* _Aim_:
Copy out each line below that has the word "icon" in it.

* _Data supplied_:
★ ★ ★ ★ ★ ★ ★
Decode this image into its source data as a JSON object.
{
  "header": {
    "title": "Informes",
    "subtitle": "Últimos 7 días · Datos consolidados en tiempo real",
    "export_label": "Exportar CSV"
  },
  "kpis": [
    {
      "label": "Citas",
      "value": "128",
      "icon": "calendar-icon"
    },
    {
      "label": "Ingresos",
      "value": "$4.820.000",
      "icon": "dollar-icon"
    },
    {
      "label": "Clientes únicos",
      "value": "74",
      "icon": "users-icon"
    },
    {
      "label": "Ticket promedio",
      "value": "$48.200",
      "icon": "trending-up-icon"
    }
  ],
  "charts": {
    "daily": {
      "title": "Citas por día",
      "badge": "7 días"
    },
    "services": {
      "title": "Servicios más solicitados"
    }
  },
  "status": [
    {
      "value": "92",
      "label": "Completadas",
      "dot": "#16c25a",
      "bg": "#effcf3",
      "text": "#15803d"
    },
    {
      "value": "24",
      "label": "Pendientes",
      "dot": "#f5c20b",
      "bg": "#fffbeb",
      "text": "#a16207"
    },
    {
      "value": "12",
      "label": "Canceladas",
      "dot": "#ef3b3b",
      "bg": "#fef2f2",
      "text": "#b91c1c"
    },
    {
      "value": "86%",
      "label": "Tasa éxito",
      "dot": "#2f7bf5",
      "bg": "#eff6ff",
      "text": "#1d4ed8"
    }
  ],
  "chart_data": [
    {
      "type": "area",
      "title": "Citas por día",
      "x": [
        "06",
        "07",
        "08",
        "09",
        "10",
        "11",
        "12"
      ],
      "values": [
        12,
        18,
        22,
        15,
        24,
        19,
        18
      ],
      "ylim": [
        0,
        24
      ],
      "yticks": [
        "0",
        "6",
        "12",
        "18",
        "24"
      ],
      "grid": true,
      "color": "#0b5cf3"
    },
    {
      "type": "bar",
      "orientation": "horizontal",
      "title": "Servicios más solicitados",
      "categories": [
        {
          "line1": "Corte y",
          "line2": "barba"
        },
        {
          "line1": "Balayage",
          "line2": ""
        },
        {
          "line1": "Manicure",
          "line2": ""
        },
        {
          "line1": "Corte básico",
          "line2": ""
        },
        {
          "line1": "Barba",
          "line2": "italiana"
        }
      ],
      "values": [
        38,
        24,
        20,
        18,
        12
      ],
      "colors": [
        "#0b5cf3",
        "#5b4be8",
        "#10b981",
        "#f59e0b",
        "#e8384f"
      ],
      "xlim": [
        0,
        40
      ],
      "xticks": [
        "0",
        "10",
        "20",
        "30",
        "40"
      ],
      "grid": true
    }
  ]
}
★ ★ ★ ★ ★ ★ ★
* _Complete output_:
      "icon": "calendar-icon"
      "icon": "dollar-icon"
      "icon": "users-icon"
      "icon": "trending-up-icon"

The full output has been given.